Set task — Copy the lines below verbatim, starting at the line with "button[interactable]: Your mobile" and ending with the line with "staticText: Your mobile", including both. Give only those lines.

——————

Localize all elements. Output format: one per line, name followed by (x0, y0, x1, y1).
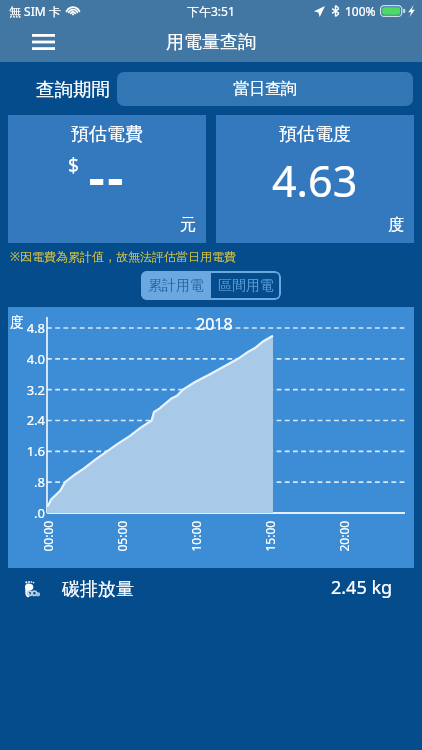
button[interactable]: 預估電費 (8, 115, 206, 243)
staticText: 2.4 (13, 411, 45, 429)
button[interactable]: Menu (20, 25, 66, 59)
staticText: 100% (345, 3, 376, 19)
staticText: 度 (10, 314, 24, 332)
staticText: 15:00 (262, 520, 278, 552)
staticText: 10:00 (188, 520, 204, 552)
staticText: 2.45 kg (331, 575, 393, 600)
staticText: 下午3:51 (187, 3, 235, 19)
staticText: .8 (13, 473, 45, 491)
staticText: ※因電費為累計值，故無法評估當日用電費 (10, 248, 237, 264)
staticText: 當日查詢 (233, 79, 297, 99)
staticText: 3.2 (13, 381, 45, 399)
staticText: 4.8 (13, 319, 45, 337)
staticText: 查詢期間 (36, 78, 110, 101)
button[interactable]: Carbon footprint (0, 572, 422, 606)
staticText: 4.63 (272, 151, 358, 210)
button[interactable]: 累計用電 (141, 271, 211, 300)
staticText: 20:00 (336, 520, 352, 552)
staticText: .0 (13, 504, 45, 522)
staticText: 累計用電 (148, 277, 204, 295)
button[interactable]: 當日查詢 (117, 72, 413, 106)
staticText: 00:00 (40, 520, 56, 552)
staticText: 預估電度 (279, 123, 351, 146)
staticText: 1.6 (13, 442, 45, 460)
staticText: $ (68, 152, 79, 178)
staticText: 用電量查詢 (166, 31, 256, 54)
staticText: 碳排放量 (62, 578, 134, 601)
staticText: 05:00 (114, 520, 130, 552)
staticText: 元 (180, 215, 196, 235)
staticText: 4.0 (13, 350, 45, 368)
button[interactable]: 預估電度 (216, 115, 414, 243)
staticText: 度 (388, 215, 404, 235)
staticText: 預估電費 (71, 123, 143, 146)
staticText: 2018 (196, 313, 233, 335)
button[interactable]: 區間用電 (211, 271, 281, 300)
other: Carbon footprint (24, 581, 37, 598)
staticText: 區間用電 (218, 277, 274, 295)
staticText: 無 SIM 卡 (9, 3, 61, 19)
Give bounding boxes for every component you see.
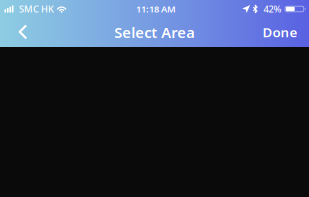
- staticText: 42%: [264, 3, 282, 15]
- staticText: Select Area: [114, 23, 195, 42]
- staticText: SMC HK: [19, 3, 54, 15]
- button[interactable]: Back: [5, 16, 41, 48]
- staticText: Done: [263, 23, 298, 41]
- button[interactable]: Done: [258, 16, 302, 48]
- staticText: 11:18 AM: [136, 3, 176, 15]
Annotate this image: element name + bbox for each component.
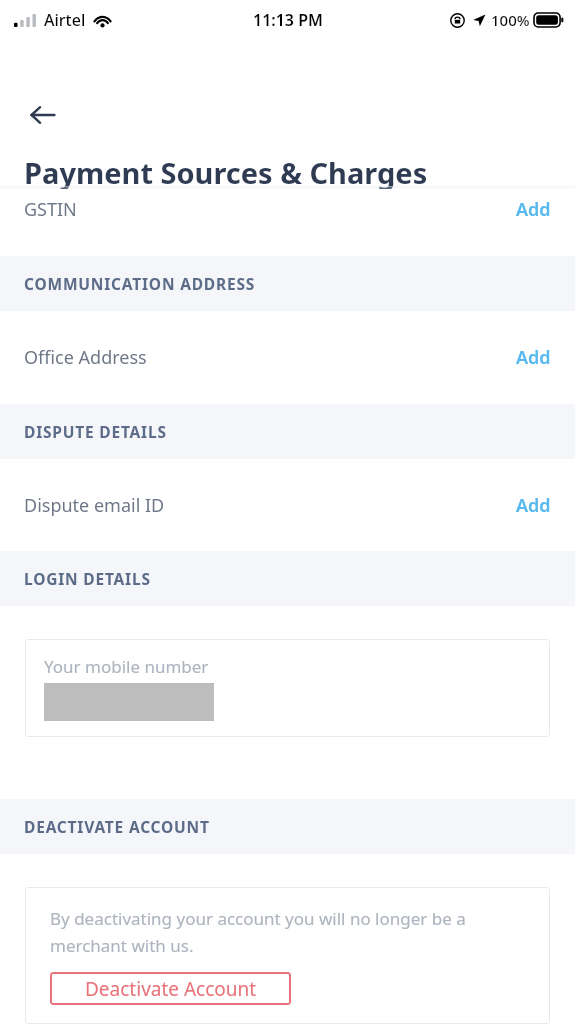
button[interactable]: Your mobile number [25,639,550,737]
button[interactable]: Dispute email ID [0,459,575,551]
button[interactable]: Back [20,92,66,138]
staticText: LOGIN DETAILS [24,568,151,589]
staticText: 100% [491,10,530,30]
button[interactable]: GSTIN [0,189,575,256]
staticText: Add [516,197,551,222]
staticText: By deactivating your account you will no… [50,907,530,957]
staticText: Add [516,493,551,518]
staticText: Add [516,345,551,370]
staticText: Office Address [24,345,147,370]
staticText: Deactivate Account [85,976,257,1002]
staticText: DISPUTE DETAILS [24,421,167,442]
staticText: Your mobile number [44,655,209,678]
staticText: GSTIN [24,197,77,222]
staticText: Payment Sources & Charges [24,153,428,192]
staticText: COMMUNICATION ADDRESS [24,273,256,294]
staticText: 11:13 PM [253,9,323,31]
staticText: Airtel [44,9,86,31]
button[interactable]: Office Address [0,311,575,404]
button[interactable]: Deactivate Account [50,972,291,1005]
staticText: Dispute email ID [24,493,165,518]
staticText: DEACTIVATE ACCOUNT [24,816,210,837]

——————

Answer below —
button[interactable]: Your mobile number [25,639,550,737]
button[interactable]: Dispute email ID [0,459,575,551]
button[interactable]: Back [20,92,66,138]
staticText: LOGIN DETAILS [24,568,151,589]
staticText: 100% [491,10,530,30]
button[interactable]: GSTIN [0,189,575,256]
staticText: Add [516,197,551,222]
staticText: By deactivating your account you will no… [50,907,530,957]
staticText: Add [516,493,551,518]
staticText: Add [516,345,551,370]
staticText: Office Address [24,345,147,370]
staticText: Deactivate Account [85,976,257,1002]
staticText: DISPUTE DETAILS [24,421,167,442]
staticText: Your mobile number [44,655,209,678]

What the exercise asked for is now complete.